--- PROMPT ---
Copy out every record below, word for word.

[start of RECORDS FOR PROCESSING]

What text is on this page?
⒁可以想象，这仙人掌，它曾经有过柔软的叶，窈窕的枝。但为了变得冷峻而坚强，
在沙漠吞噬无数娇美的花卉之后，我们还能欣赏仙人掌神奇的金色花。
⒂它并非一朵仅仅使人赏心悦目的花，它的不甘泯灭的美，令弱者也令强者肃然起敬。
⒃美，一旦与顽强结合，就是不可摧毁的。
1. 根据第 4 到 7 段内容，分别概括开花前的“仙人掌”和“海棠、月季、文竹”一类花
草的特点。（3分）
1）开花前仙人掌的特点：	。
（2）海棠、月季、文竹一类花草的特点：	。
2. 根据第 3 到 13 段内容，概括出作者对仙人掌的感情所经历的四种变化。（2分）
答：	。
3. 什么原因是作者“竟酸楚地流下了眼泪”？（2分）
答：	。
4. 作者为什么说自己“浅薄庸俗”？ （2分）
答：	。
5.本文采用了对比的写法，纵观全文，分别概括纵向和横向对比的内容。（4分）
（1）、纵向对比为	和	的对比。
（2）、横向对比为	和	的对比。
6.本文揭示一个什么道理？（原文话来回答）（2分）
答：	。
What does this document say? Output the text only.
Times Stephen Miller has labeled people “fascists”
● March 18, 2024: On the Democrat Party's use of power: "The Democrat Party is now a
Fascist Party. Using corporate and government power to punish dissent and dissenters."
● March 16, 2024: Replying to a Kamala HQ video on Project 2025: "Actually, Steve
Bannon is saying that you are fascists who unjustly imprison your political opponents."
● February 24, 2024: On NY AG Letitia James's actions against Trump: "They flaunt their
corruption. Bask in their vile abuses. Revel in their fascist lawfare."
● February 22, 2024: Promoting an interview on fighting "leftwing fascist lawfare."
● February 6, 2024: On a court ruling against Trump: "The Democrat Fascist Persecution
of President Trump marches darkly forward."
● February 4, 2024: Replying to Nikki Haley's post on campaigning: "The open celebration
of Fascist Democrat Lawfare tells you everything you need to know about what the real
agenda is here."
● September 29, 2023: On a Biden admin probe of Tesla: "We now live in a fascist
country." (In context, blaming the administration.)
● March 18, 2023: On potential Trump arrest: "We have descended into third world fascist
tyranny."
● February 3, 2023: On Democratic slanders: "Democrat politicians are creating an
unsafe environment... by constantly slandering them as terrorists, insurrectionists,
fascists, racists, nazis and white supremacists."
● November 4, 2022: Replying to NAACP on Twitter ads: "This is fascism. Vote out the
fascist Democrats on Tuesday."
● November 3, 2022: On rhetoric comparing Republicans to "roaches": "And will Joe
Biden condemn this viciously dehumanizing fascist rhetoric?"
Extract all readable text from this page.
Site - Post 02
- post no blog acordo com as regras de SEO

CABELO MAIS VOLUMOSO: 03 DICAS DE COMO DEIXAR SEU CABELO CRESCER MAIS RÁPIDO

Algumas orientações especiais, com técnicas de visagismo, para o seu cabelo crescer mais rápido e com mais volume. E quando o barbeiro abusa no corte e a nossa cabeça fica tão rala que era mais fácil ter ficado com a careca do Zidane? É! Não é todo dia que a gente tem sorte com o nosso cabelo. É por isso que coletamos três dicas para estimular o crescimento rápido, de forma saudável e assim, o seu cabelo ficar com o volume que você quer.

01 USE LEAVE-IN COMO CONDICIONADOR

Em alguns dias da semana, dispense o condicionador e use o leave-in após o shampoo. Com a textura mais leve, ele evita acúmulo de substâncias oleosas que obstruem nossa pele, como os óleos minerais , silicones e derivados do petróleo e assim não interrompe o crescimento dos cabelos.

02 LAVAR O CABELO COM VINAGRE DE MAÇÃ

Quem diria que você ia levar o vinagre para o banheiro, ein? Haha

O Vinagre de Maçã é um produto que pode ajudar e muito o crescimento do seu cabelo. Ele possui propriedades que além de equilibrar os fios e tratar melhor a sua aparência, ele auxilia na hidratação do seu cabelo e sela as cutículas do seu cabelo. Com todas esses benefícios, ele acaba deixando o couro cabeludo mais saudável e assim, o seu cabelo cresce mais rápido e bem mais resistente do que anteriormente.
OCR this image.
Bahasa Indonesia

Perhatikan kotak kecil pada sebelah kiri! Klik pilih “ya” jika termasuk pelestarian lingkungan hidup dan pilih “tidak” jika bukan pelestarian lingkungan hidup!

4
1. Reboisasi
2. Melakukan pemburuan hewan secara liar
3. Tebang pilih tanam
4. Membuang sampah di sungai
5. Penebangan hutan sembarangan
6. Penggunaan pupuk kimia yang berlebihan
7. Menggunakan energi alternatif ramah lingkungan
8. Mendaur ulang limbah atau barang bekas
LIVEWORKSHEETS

[end of RECORDS FOR PROCESSING]

--- SOLVED EXERCISE ---
What text is on this page?
⒁可以想象，这仙人掌，它曾经有过柔软的叶，窈窕的枝。但为了变得冷峻而坚强，
在沙漠吞噬无数娇美的花卉之后，我们还能欣赏仙人掌神奇的金色花。
⒂它并非一朵仅仅使人赏心悦目的花，它的不甘泯灭的美，令弱者也令强者肃然起敬。
⒃美，一旦与顽强结合，就是不可摧毁的。
1. 根据第 4 到 7 段内容，分别概括开花前的“仙人掌”和“海棠、月季、文竹”一类花
草的特点。（3分）
1）开花前仙人掌的特点：	。
（2）海棠、月季、文竹一类花草的特点：	。
2. 根据第 3 到 13 段内容，概括出作者对仙人掌的感情所经历的四种变化。（2分）
答：	。
3. 什么原因是作者“竟酸楚地流下了眼泪”？（2分）
答：	。
4. 作者为什么说自己“浅薄庸俗”？ （2分）
答：	。
5.本文采用了对比的写法，纵观全文，分别概括纵向和横向对比的内容。（4分）
（1）、纵向对比为	和	的对比。
（2）、横向对比为	和	的对比。
6.本文揭示一个什么道理？（原文话来回答）（2分）
答：	。
What does this document say? Output the text only.
Times Stephen Miller has labeled people “fascists”
● March 18, 2024: On the Democrat Party's use of power: "The Democrat Party is now a
Fascist Party. Using corporate and government power to punish dissent and dissenters."
● March 16, 2024: Replying to a Kamala HQ video on Project 2025: "Actually, Steve
Bannon is saying that you are fascists who unjustly imprison your political opponents."
● February 24, 2024: On NY AG Letitia James's actions against Trump: "They flaunt their
corruption. Bask in their vile abuses. Revel in their fascist lawfare."
● February 22, 2024: Promoting an interview on fighting "leftwing fascist lawfare."
● February 6, 2024: On a court ruling against Trump: "The Democrat Fascist Persecution
of President Trump marches darkly forward."
● February 4, 2024: Replying to Nikki Haley's post on campaigning: "The open celebration
of Fascist Democrat Lawfare tells you everything you need to know about what the real
agenda is here."
● September 29, 2023: On a Biden admin probe of Tesla: "We now live in a fascist
country." (In context, blaming the administration.)
● March 18, 2023: On potential Trump arrest: "We have descended into third world fascist
tyranny."
● February 3, 2023: On Democratic slanders: "Democrat politicians are creating an
unsafe environment... by constantly slandering them as terrorists, insurrectionists,
fascists, racists, nazis and white supremacists."
● November 4, 2022: Replying to NAACP on Twitter ads: "This is fascism. Vote out the
fascist Democrats on Tuesday."
● November 3, 2022: On rhetoric comparing Republicans to "roaches": "And will Joe
Biden condemn this viciously dehumanizing fascist rhetoric?"
Extract all readable text from this page.
Site - Post 02
- post no blog acordo com as regras de SEO

CABELO MAIS VOLUMOSO: 03 DICAS DE COMO DEIXAR SEU CABELO CRESCER MAIS RÁPIDO

Algumas orientações especiais, com técnicas de visagismo, para o seu cabelo crescer mais rápido e com mais volume. E quando o barbeiro abusa no corte e a nossa cabeça fica tão rala que era mais fácil ter ficado com a careca do Zidane? É! Não é todo dia que a gente tem sorte com o nosso cabelo. É por isso que coletamos três dicas para estimular o crescimento rápido, de forma saudável e assim, o seu cabelo ficar com o volume que você quer.

01 USE LEAVE-IN COMO CONDICIONADOR

Em alguns dias da semana, dispense o condicionador e use o leave-in após o shampoo. Com a textura mais leve, ele evita acúmulo de substâncias oleosas que obstruem nossa pele, como os óleos minerais , silicones e derivados do petróleo e assim não interrompe o crescimento dos cabelos.

02 LAVAR O CABELO COM VINAGRE DE MAÇÃ

Quem diria que você ia levar o vinagre para o banheiro, ein? Haha

O Vinagre de Maçã é um produto que pode ajudar e muito o crescimento do seu cabelo. Ele possui propriedades que além de equilibrar os fios e tratar melhor a sua aparência, ele auxilia na hidratação do seu cabelo e sela as cutículas do seu cabelo. Com todas esses benefícios, ele acaba deixando o couro cabeludo mais saudável e assim, o seu cabelo cresce mais rápido e bem mais resistente do que anteriormente.
OCR this image.
Bahasa Indonesia

Perhatikan kotak kecil pada sebelah kiri! Klik pilih “ya” jika termasuk pelestarian lingkungan hidup dan pilih “tidak” jika bukan pelestarian lingkungan hidup!

4
1. Reboisasi
2. Melakukan pemburuan hewan secara liar
3. Tebang pilih tanam
4. Membuang sampah di sungai
5. Penebangan hutan sembarangan
6. Penggunaan pupuk kimia yang berlebihan
7. Menggunakan energi alternatif ramah lingkungan
8. Mendaur ulang limbah atau barang bekas
LIVEWORKSHEETS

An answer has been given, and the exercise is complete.